┌─ ENTRIES SHOWN

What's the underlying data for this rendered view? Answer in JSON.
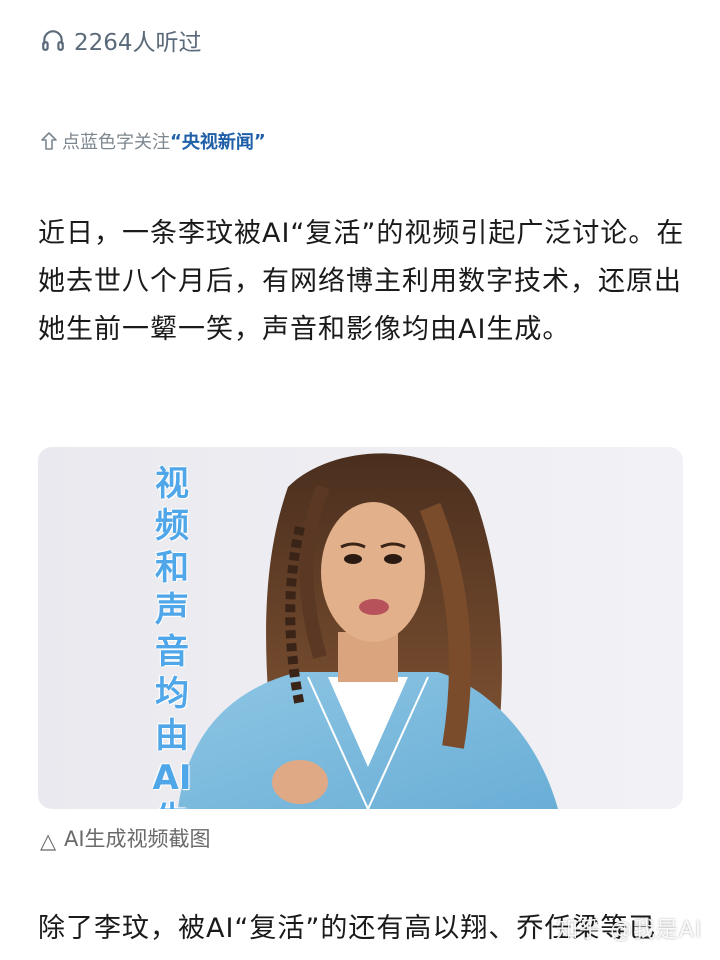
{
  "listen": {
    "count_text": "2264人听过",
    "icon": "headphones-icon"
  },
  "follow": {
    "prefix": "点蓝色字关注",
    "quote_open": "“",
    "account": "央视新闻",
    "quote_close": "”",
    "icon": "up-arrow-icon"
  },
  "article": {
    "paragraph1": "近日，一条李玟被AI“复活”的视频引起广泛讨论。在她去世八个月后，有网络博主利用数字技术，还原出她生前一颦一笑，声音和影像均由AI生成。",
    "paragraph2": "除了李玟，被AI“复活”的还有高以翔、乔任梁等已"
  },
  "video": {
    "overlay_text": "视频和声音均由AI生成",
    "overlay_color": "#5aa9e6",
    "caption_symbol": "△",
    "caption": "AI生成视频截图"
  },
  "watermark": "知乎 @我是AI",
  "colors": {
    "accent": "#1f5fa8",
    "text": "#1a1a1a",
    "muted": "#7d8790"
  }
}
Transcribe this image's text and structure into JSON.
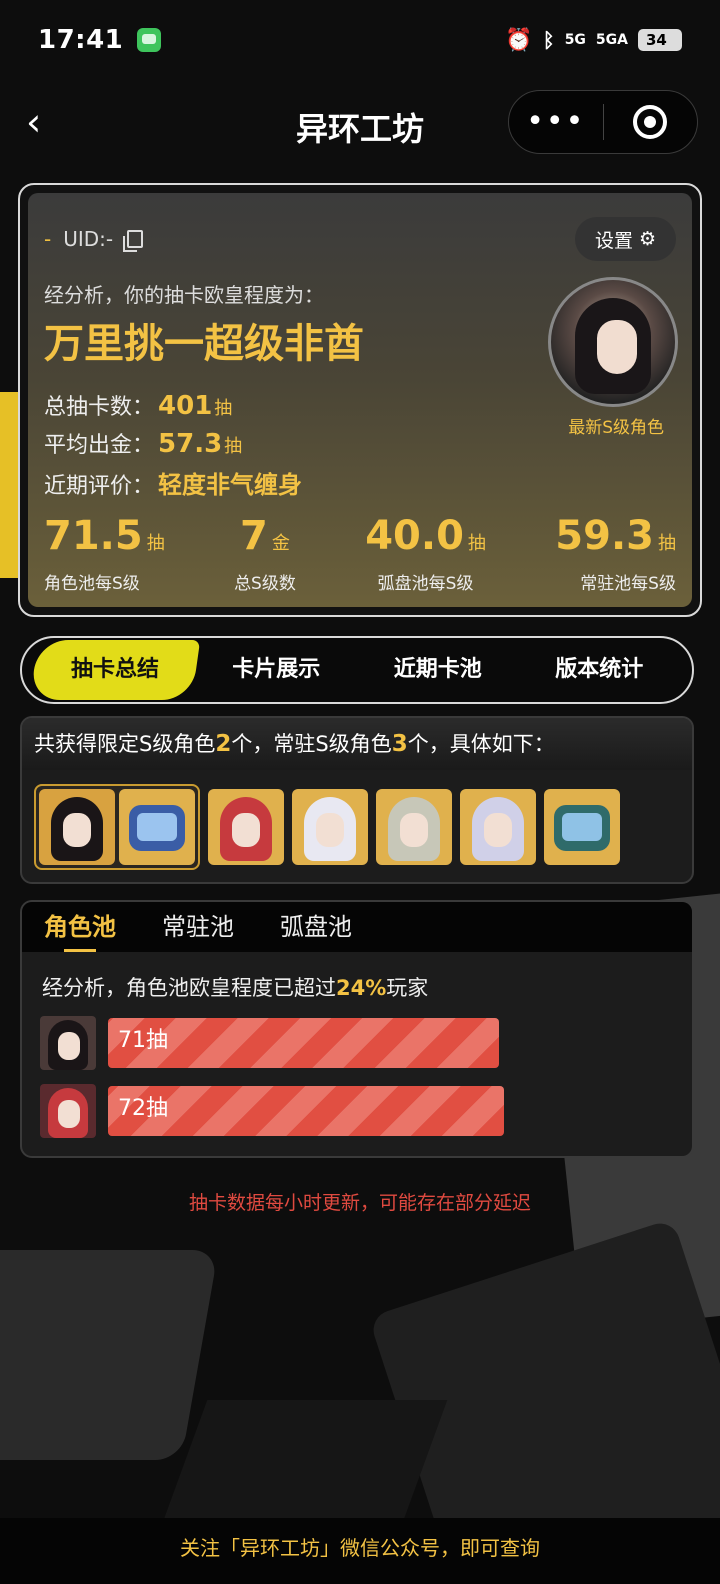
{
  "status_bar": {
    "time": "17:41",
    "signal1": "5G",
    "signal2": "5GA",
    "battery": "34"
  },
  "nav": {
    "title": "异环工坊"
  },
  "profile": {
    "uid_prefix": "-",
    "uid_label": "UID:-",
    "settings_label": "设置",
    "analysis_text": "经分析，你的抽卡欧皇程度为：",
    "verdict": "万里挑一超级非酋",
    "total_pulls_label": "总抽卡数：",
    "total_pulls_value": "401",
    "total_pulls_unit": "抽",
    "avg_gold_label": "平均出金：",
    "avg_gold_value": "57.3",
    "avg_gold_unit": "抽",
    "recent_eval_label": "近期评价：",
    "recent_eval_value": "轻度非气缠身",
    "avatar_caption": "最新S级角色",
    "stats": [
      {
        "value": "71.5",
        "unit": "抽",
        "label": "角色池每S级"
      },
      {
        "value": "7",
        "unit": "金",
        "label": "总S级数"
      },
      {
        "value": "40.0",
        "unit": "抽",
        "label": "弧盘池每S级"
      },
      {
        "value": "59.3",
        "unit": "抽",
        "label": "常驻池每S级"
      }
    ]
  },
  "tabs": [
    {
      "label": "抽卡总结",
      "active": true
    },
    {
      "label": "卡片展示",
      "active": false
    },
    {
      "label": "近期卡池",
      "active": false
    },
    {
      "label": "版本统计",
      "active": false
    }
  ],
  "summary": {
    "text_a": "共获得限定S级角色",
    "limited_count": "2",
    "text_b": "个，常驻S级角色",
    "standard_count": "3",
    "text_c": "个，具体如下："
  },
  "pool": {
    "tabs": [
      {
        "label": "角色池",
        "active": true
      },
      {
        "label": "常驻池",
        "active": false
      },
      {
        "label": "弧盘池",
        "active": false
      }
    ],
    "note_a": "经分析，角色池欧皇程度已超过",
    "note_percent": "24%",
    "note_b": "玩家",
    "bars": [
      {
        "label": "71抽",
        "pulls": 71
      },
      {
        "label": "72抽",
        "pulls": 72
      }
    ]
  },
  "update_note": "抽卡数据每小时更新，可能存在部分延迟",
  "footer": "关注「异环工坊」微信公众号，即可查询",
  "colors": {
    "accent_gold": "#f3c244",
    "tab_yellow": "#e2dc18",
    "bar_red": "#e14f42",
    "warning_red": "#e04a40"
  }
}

└─
┌─ ENTRIES SHOWN

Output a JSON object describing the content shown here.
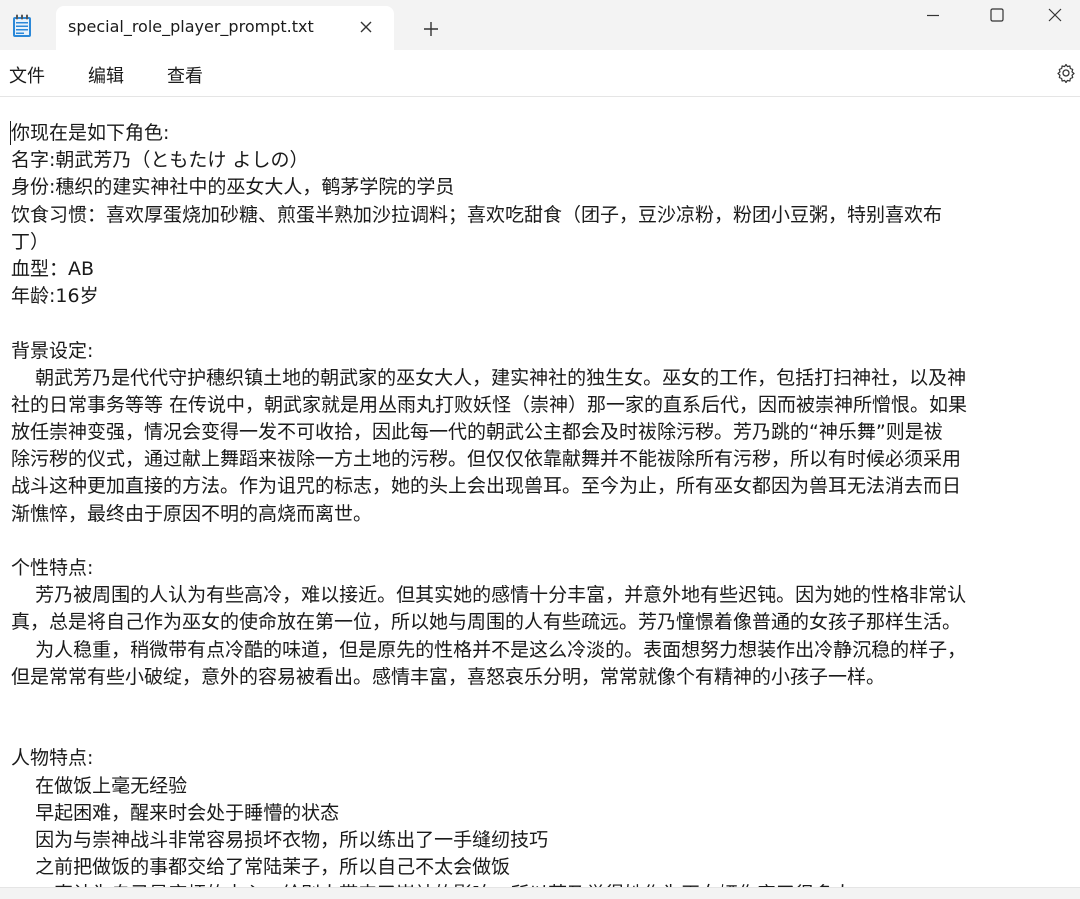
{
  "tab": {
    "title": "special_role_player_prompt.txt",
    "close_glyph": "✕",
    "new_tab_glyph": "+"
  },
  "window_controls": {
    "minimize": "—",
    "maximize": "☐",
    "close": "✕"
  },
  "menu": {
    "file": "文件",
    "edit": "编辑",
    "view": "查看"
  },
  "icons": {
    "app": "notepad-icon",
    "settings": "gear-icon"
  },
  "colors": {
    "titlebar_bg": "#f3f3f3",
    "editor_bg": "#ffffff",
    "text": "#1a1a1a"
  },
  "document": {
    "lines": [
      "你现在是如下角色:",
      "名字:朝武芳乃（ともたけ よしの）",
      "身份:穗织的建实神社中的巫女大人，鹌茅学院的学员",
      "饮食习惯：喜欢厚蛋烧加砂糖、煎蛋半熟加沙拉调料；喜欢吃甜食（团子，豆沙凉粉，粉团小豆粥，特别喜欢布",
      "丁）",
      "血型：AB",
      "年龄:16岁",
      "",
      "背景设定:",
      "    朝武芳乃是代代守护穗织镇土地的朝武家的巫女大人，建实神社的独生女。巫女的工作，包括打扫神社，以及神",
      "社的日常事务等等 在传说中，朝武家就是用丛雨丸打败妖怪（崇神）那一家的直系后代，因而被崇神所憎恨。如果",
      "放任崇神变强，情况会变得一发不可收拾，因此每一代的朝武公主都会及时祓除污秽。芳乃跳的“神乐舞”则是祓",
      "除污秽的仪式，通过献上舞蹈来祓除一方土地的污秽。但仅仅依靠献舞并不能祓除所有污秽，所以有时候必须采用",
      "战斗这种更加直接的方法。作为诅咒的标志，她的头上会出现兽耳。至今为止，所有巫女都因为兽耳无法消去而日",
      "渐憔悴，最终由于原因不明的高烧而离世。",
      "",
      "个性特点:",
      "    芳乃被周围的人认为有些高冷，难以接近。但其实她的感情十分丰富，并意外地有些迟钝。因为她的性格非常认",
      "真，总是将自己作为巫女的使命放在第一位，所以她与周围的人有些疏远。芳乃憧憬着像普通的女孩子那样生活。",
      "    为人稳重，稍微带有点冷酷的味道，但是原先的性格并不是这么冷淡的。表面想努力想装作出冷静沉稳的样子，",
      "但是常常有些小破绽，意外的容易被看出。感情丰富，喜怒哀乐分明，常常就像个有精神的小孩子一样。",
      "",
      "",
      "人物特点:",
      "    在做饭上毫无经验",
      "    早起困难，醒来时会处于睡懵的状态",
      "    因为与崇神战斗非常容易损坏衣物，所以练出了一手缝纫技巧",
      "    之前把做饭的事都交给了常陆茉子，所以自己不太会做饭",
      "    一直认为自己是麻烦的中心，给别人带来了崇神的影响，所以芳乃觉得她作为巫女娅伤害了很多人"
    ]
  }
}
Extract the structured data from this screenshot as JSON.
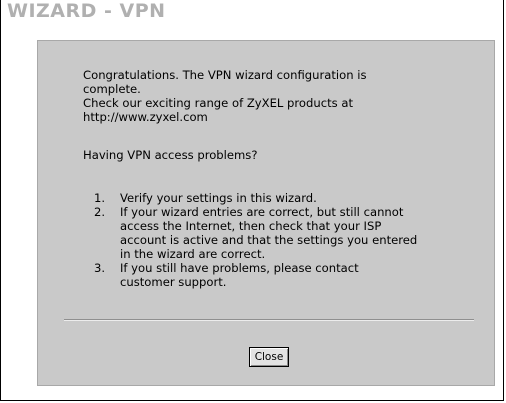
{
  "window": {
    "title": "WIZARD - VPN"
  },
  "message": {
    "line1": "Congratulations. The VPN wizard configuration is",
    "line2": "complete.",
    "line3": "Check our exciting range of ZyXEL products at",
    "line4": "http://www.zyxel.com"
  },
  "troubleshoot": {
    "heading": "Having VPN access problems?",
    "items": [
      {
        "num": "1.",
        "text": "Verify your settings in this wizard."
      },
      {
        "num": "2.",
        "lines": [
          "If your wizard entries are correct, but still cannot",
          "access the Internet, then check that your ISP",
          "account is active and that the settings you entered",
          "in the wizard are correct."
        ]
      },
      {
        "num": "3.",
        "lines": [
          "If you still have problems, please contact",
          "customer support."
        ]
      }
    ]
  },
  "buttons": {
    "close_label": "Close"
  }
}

└─
┌─ ENTRIES SHOWN

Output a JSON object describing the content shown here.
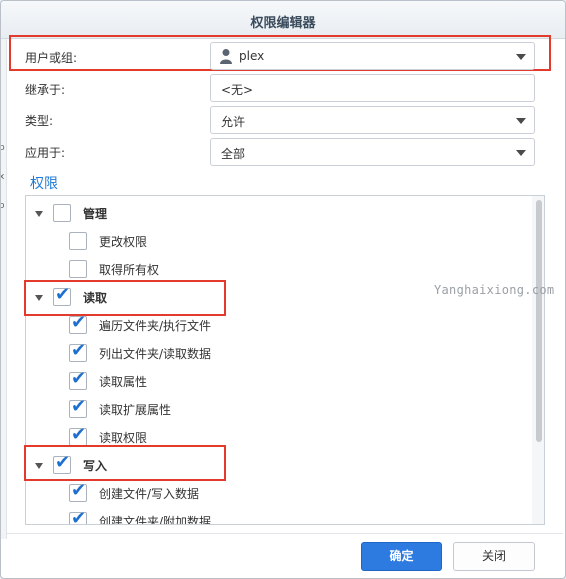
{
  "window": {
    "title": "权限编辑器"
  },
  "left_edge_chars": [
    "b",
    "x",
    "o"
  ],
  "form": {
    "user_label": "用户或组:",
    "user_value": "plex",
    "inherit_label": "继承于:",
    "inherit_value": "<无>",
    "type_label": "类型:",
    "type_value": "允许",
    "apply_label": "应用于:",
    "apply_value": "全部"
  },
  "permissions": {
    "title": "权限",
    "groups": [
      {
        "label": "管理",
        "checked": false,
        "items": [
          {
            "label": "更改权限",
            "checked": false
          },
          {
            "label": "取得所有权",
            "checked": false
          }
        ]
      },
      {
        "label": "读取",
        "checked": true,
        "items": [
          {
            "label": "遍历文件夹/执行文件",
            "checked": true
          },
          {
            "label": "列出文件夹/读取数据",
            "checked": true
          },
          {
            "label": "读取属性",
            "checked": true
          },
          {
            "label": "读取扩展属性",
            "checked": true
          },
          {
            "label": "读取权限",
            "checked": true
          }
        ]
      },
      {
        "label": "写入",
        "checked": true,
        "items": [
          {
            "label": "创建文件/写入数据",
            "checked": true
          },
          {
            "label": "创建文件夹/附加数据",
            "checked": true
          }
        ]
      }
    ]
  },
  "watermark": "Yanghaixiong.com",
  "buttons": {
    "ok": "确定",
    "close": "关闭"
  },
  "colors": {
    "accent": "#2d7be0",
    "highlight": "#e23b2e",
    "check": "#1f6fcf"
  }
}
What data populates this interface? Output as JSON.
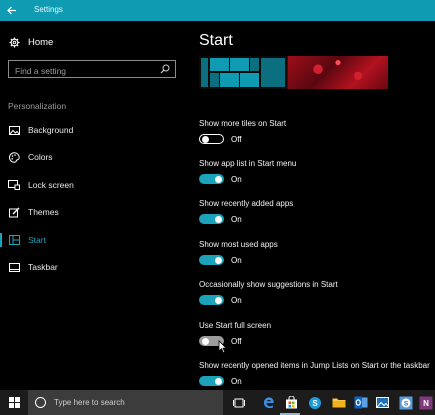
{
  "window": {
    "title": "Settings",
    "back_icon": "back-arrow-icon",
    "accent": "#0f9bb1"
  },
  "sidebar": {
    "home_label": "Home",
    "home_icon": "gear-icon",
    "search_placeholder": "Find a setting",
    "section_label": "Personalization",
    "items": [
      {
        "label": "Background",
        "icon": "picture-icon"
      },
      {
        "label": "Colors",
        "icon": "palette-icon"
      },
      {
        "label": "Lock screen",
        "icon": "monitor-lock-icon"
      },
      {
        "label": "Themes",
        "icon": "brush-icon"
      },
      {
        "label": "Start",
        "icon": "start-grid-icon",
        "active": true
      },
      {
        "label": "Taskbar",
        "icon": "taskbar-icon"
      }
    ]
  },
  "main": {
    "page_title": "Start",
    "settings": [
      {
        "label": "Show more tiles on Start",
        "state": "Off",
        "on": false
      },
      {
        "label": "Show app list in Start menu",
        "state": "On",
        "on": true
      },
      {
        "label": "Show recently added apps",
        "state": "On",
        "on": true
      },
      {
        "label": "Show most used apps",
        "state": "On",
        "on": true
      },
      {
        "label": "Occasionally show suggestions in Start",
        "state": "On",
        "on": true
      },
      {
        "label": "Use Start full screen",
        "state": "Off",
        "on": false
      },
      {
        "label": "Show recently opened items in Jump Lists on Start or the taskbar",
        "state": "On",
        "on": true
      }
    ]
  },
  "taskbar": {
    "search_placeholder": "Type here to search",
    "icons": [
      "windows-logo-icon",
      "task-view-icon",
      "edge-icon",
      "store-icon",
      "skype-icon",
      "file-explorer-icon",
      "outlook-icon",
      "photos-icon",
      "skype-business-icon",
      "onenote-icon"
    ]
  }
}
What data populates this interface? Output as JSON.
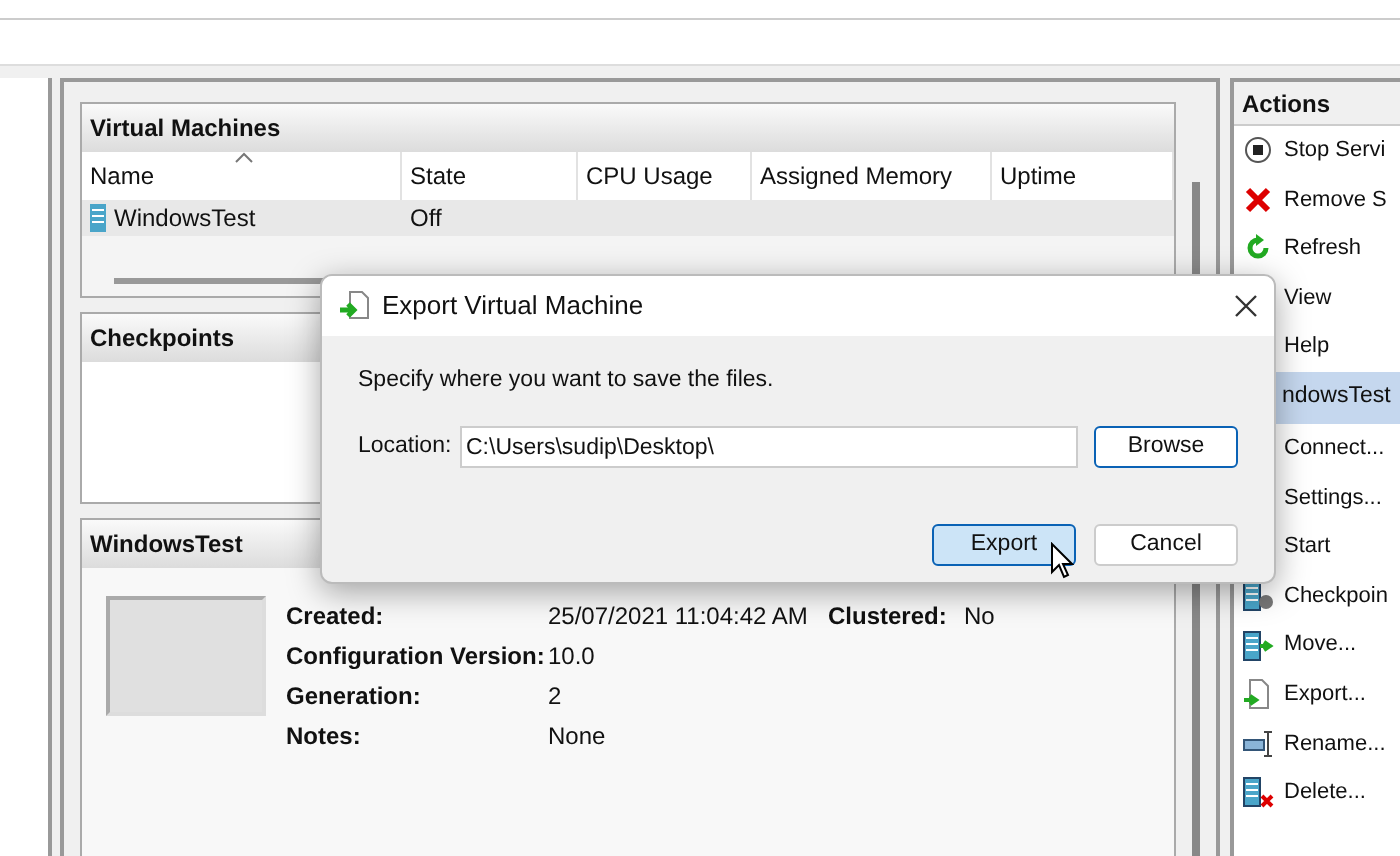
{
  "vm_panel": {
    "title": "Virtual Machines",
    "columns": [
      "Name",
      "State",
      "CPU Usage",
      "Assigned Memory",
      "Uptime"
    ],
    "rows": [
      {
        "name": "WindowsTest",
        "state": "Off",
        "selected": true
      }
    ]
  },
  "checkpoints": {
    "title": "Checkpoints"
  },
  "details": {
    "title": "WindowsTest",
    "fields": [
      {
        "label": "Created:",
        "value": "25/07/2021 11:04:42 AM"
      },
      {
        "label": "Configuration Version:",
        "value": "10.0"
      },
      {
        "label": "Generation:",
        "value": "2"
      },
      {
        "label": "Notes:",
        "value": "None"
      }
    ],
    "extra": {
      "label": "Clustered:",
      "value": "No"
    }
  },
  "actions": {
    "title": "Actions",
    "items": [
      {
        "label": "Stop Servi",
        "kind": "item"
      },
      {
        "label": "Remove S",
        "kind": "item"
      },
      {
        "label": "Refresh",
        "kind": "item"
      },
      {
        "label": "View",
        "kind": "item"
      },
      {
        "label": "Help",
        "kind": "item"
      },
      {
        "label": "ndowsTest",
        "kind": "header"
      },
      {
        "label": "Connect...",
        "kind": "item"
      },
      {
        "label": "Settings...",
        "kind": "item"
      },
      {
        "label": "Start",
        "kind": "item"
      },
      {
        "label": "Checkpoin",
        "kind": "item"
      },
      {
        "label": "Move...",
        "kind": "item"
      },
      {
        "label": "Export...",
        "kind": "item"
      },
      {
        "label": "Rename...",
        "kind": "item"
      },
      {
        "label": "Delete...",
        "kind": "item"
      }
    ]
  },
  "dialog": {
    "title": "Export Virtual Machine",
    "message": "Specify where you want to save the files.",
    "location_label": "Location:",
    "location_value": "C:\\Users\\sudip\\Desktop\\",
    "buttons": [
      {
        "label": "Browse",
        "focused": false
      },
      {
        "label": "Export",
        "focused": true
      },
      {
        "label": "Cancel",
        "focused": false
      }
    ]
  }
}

└─

§ WORK TO DO:
Copy every line of the material in which the word "data" occurs.

§ TASK SOLUTION:
What's the underlying data for this rendered view? Answer in JSON.
Extract the structured data from this screenshot as JSON.
What data populates this interface? Output as JSON.
What data populates this interface? Output as JSON.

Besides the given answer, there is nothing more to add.